_Task to carry out_
Images appear in the records below; leave them out and repeat everything else exactly.

Entries taken from a collection
════

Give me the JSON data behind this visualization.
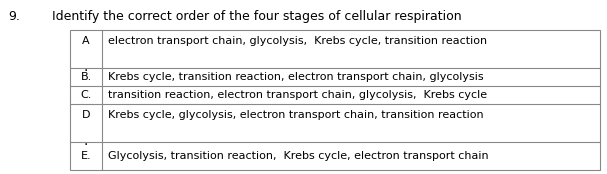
{
  "question_number": "9.",
  "question_text": "Identify the correct order of the four stages of cellular respiration",
  "options": [
    {
      "label": "A",
      "text": "electron transport chain, glycolysis,  Krebs cycle, transition reaction",
      "tall": true
    },
    {
      "label": "B.",
      "text": "Krebs cycle, transition reaction, electron transport chain, glycolysis",
      "tall": false
    },
    {
      "label": "C.",
      "text": "transition reaction, electron transport chain, glycolysis,  Krebs cycle",
      "tall": false
    },
    {
      "label": "D",
      "text": "Krebs cycle, glycolysis, electron transport chain, transition reaction",
      "tall": true
    },
    {
      "label": "E.",
      "text": "Glycolysis, transition reaction,  Krebs cycle, electron transport chain",
      "tall": false
    }
  ],
  "bg_color": "#ffffff",
  "text_color": "#000000",
  "border_color": "#888888",
  "font_size": 8,
  "question_font_size": 9
}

════

_Task solution_
Give me the JSON data behind this visualization.
{
  "question_number": "9.",
  "question_text": "Identify the correct order of the four stages of cellular respiration",
  "options": [
    {
      "label": "A",
      "text": "electron transport chain, glycolysis,  Krebs cycle, transition reaction",
      "tall": true
    },
    {
      "label": "B.",
      "text": "Krebs cycle, transition reaction, electron transport chain, glycolysis",
      "tall": false
    },
    {
      "label": "C.",
      "text": "transition reaction, electron transport chain, glycolysis,  Krebs cycle",
      "tall": false
    },
    {
      "label": "D",
      "text": "Krebs cycle, glycolysis, electron transport chain, transition reaction",
      "tall": true
    },
    {
      "label": "E.",
      "text": "Glycolysis, transition reaction,  Krebs cycle, electron transport chain",
      "tall": false
    }
  ],
  "bg_color": "#ffffff",
  "text_color": "#000000",
  "border_color": "#888888",
  "font_size": 8,
  "question_font_size": 9
}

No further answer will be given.